** BEGIN Records for the task **

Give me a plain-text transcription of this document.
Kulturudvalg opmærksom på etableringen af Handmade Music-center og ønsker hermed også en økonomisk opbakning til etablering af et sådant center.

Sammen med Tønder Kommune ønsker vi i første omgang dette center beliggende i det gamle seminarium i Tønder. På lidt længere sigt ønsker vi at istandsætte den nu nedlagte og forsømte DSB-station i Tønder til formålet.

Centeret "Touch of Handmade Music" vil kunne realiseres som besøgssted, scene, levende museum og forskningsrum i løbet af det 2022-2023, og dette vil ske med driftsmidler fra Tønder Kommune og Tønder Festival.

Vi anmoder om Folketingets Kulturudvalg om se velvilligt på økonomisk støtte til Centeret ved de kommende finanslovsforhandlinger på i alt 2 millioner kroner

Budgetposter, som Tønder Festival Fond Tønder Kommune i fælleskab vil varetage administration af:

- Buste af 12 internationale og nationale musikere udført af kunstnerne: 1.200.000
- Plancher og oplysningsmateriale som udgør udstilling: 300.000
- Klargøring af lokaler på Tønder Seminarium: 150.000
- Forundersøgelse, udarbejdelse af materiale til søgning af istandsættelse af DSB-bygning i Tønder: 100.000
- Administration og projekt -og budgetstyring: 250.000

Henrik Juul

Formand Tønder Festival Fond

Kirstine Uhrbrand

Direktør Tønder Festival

** END Records for the task **

Copy each line in the data that holds the word "Fond".

Budgetposter, som Tønder Festival Fond Tønder Kommune i fælleskab vil varetage administration af:
Formand Tønder Festival Fond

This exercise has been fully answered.